[Instructions to follow] State only how many lines contain the string "productos".

[Stored data entries]
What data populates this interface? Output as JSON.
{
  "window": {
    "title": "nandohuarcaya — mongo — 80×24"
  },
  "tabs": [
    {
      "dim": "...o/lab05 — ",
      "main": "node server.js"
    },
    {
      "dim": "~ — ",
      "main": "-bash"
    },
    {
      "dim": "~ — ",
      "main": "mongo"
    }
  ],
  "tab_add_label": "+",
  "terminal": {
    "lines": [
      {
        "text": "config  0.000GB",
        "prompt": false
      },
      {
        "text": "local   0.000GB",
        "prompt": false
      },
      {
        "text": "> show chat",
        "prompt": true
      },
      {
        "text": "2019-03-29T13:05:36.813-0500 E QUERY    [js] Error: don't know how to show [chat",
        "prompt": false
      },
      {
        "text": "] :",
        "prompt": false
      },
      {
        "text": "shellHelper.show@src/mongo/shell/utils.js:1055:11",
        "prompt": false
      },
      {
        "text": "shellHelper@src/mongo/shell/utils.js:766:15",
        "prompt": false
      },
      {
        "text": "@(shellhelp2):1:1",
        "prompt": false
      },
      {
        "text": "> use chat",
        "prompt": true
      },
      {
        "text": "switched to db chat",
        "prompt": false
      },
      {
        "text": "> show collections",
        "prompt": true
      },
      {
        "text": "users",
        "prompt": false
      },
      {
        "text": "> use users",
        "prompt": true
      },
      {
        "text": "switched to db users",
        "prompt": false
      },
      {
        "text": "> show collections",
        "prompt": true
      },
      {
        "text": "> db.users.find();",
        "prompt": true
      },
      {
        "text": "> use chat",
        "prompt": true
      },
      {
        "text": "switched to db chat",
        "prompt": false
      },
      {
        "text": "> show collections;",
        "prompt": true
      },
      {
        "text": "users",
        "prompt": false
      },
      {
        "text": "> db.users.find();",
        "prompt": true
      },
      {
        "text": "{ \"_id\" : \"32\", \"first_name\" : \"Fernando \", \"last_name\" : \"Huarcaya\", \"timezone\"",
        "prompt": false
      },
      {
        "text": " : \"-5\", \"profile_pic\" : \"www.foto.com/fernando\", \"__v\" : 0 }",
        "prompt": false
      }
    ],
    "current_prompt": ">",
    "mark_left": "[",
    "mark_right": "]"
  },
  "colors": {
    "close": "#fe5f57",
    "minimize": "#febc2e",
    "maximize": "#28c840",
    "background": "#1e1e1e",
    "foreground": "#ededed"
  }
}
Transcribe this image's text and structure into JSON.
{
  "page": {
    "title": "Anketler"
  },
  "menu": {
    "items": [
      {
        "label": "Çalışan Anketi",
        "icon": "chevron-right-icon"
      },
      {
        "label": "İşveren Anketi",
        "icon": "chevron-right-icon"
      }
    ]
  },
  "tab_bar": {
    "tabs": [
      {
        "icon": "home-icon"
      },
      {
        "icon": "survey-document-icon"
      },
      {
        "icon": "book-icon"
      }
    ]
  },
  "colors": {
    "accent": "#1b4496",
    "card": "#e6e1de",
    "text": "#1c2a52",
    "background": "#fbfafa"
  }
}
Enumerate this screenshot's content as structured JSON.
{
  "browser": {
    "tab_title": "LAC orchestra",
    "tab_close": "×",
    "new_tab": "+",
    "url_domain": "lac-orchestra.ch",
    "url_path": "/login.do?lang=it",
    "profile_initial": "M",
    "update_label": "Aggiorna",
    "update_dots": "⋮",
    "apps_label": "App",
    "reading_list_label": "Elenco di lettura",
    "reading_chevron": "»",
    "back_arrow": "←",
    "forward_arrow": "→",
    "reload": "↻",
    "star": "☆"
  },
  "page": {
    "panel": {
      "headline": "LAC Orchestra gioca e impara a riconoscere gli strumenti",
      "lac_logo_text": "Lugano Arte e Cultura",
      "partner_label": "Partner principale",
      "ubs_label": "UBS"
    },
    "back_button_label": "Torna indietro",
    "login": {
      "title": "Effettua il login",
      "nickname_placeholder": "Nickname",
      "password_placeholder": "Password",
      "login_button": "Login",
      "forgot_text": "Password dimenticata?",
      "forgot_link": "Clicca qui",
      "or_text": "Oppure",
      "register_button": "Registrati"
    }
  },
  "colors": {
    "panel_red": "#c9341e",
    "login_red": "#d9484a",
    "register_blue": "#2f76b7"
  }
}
---
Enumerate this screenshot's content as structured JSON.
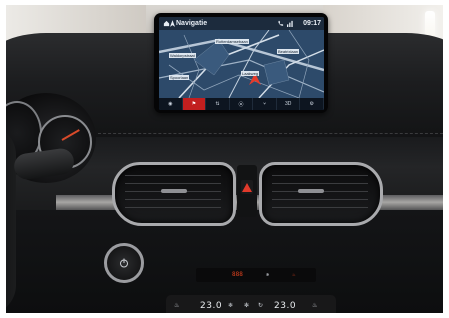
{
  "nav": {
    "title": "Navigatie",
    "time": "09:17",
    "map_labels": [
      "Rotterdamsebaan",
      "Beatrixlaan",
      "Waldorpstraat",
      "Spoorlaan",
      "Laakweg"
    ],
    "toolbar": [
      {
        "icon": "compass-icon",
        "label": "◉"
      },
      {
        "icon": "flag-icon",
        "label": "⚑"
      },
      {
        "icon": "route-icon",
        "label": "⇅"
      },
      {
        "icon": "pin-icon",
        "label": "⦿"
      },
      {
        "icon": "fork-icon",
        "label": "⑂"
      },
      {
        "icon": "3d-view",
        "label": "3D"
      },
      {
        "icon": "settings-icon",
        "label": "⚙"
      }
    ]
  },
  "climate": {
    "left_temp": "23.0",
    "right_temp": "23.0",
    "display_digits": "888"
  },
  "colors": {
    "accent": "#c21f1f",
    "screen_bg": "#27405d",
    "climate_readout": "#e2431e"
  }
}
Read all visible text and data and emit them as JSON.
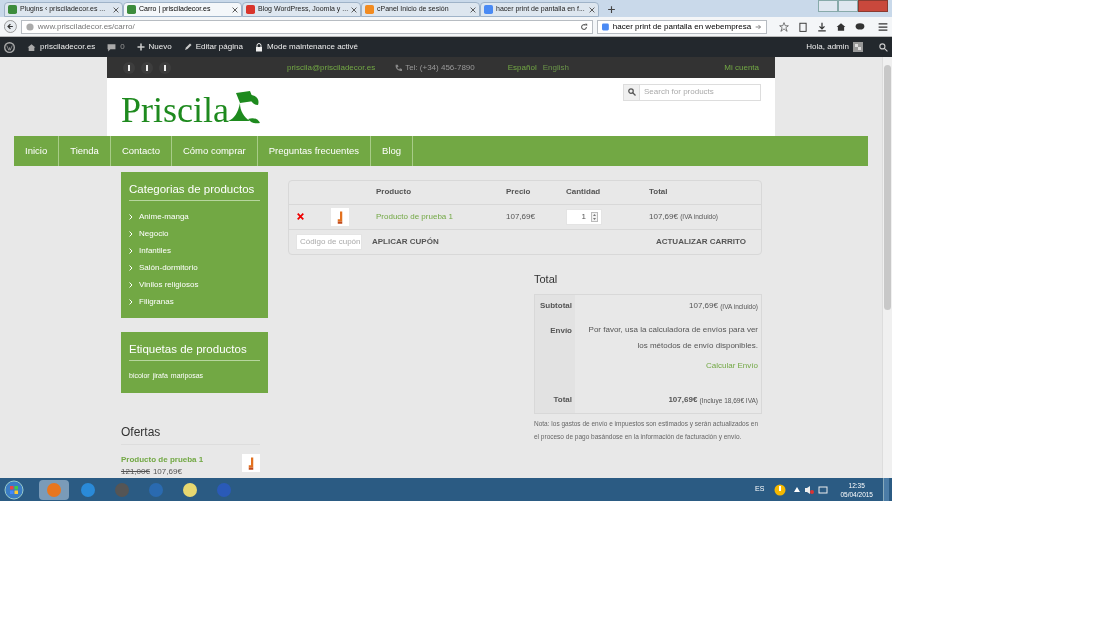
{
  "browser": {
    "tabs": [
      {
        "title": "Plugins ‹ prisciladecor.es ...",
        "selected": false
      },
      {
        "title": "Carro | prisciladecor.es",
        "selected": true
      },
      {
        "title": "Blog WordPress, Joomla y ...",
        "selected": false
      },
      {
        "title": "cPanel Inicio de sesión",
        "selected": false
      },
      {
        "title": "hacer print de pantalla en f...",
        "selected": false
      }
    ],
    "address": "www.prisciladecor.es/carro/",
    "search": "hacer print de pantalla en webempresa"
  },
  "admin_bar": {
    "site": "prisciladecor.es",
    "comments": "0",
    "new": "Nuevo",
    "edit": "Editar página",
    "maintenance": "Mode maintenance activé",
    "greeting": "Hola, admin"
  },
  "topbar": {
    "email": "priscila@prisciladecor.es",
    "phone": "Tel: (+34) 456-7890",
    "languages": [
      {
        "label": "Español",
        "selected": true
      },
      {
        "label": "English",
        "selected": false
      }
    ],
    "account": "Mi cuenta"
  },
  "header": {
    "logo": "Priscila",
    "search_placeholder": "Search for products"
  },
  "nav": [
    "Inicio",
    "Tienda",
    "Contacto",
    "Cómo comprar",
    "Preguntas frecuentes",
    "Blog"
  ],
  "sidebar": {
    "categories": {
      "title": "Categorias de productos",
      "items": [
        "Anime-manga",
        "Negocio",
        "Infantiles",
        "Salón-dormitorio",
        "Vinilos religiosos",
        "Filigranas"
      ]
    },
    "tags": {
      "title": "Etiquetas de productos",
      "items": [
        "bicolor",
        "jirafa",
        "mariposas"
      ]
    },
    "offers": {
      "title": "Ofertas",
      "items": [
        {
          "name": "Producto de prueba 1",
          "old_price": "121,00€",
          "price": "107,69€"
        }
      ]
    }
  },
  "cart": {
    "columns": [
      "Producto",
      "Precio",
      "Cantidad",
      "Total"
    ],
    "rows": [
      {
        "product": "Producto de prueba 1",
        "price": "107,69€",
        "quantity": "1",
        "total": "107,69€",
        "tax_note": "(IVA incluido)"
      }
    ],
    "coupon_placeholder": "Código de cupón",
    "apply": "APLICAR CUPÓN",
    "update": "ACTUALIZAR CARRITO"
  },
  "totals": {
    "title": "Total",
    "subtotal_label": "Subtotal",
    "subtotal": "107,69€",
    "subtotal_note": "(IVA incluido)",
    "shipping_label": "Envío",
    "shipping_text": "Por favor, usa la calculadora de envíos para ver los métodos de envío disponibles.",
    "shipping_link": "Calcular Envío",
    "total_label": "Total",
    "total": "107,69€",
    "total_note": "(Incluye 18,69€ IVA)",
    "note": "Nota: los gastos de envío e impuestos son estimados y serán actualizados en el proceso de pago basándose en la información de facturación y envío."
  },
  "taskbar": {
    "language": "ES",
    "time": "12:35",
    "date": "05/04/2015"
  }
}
---
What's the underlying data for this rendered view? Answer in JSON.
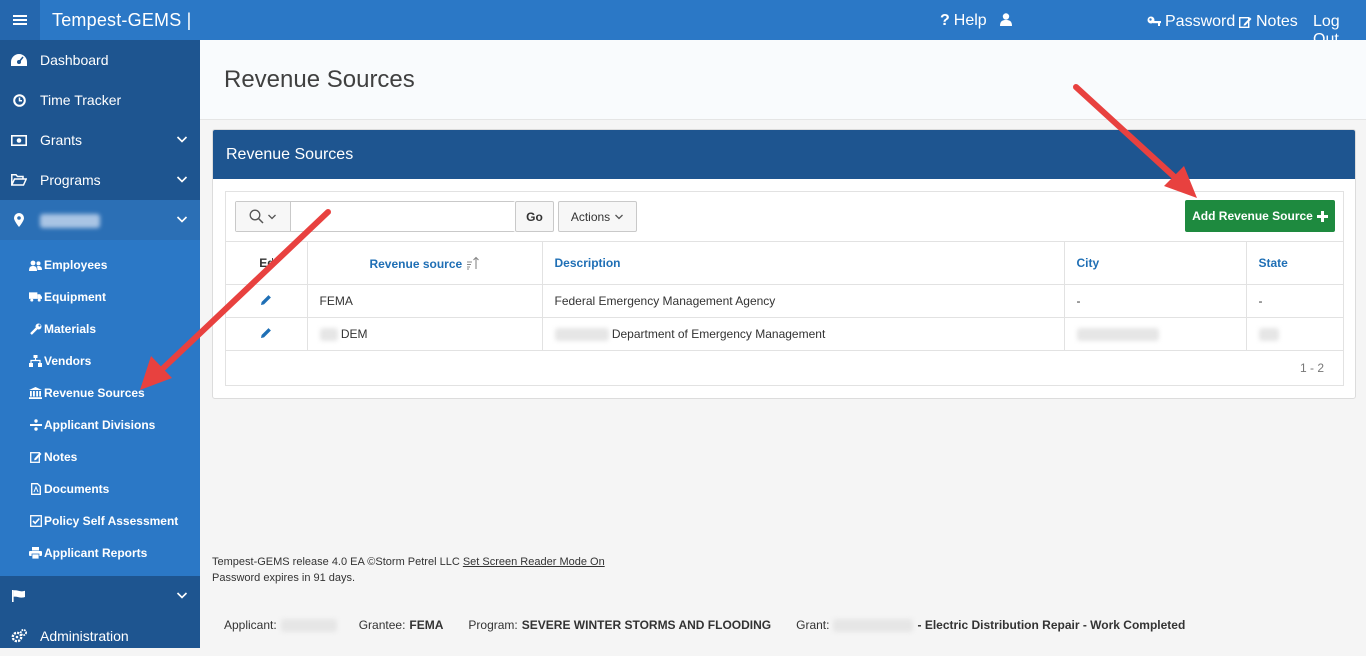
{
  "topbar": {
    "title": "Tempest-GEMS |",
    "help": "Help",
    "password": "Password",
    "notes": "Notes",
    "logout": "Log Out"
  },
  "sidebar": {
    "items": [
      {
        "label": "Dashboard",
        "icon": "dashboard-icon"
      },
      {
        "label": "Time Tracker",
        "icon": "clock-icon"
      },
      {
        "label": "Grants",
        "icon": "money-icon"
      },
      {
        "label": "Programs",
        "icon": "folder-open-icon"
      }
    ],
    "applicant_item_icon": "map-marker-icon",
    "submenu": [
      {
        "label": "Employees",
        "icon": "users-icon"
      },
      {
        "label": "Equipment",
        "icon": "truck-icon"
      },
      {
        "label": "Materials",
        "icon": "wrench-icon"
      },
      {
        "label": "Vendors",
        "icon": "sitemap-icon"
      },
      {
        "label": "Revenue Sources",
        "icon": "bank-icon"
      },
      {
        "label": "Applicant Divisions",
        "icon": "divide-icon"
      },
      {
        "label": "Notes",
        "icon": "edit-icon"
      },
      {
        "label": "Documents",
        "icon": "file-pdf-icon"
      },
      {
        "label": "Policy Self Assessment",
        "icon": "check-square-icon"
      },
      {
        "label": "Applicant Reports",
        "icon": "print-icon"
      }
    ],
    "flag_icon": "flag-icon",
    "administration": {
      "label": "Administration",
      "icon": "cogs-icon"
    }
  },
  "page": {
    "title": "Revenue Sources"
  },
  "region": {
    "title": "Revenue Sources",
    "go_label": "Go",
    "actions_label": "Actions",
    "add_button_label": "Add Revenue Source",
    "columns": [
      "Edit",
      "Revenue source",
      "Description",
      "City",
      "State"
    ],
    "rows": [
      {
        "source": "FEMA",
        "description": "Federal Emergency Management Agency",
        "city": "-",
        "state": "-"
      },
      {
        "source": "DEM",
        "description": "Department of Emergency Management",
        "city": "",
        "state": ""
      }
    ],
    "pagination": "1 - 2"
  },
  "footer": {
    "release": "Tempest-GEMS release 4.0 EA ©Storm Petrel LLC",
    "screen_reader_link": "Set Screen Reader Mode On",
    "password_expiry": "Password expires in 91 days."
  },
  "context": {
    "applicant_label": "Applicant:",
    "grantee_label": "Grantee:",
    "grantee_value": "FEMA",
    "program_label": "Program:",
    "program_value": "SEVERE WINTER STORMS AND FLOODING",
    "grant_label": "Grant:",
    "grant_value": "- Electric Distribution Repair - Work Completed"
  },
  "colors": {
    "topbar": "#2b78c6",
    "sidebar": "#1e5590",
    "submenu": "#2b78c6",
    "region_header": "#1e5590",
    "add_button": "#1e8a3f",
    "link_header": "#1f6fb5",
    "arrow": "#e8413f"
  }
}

[Answer] 2